MATERIAL PROVIDED.

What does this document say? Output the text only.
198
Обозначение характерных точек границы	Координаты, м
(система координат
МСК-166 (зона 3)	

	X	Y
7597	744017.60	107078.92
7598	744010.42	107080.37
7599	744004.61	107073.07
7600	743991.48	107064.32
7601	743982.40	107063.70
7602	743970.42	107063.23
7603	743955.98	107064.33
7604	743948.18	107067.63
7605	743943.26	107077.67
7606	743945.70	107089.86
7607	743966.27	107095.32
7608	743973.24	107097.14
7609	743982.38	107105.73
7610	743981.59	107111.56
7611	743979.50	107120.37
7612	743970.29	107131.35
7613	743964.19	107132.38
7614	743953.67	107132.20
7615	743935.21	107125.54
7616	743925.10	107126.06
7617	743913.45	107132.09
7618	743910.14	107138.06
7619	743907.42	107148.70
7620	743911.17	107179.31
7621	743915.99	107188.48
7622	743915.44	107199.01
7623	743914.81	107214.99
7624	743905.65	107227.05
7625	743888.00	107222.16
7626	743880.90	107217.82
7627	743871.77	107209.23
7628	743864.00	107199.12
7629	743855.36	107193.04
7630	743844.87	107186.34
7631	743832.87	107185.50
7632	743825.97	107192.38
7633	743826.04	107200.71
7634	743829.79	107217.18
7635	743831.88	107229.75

REQUIRED WORK. Without leaving anything out, quote all the data.

RESPONSE TO THE EXERCISE.
What does this document say? Output the text only.
198
Обозначение характерных точек границы	Координаты, м
(система координат
МСК-166 (зона 3)	

	X	Y
7597	744017.60	107078.92
7598	744010.42	107080.37
7599	744004.61	107073.07
7600	743991.48	107064.32
7601	743982.40	107063.70
7602	743970.42	107063.23
7603	743955.98	107064.33
7604	743948.18	107067.63
7605	743943.26	107077.67
7606	743945.70	107089.86
7607	743966.27	107095.32
7608	743973.24	107097.14
7609	743982.38	107105.73
7610	743981.59	107111.56
7611	743979.50	107120.37
7612	743970.29	107131.35
7613	743964.19	107132.38
7614	743953.67	107132.20
7615	743935.21	107125.54
7616	743925.10	107126.06
7617	743913.45	107132.09
7618	743910.14	107138.06
7619	743907.42	107148.70
7620	743911.17	107179.31
7621	743915.99	107188.48
7622	743915.44	107199.01
7623	743914.81	107214.99
7624	743905.65	107227.05
7625	743888.00	107222.16
7626	743880.90	107217.82
7627	743871.77	107209.23
7628	743864.00	107199.12
7629	743855.36	107193.04
7630	743844.87	107186.34
7631	743832.87	107185.50
7632	743825.97	107192.38
7633	743826.04	107200.71
7634	743829.79	107217.18
7635	743831.88	107229.75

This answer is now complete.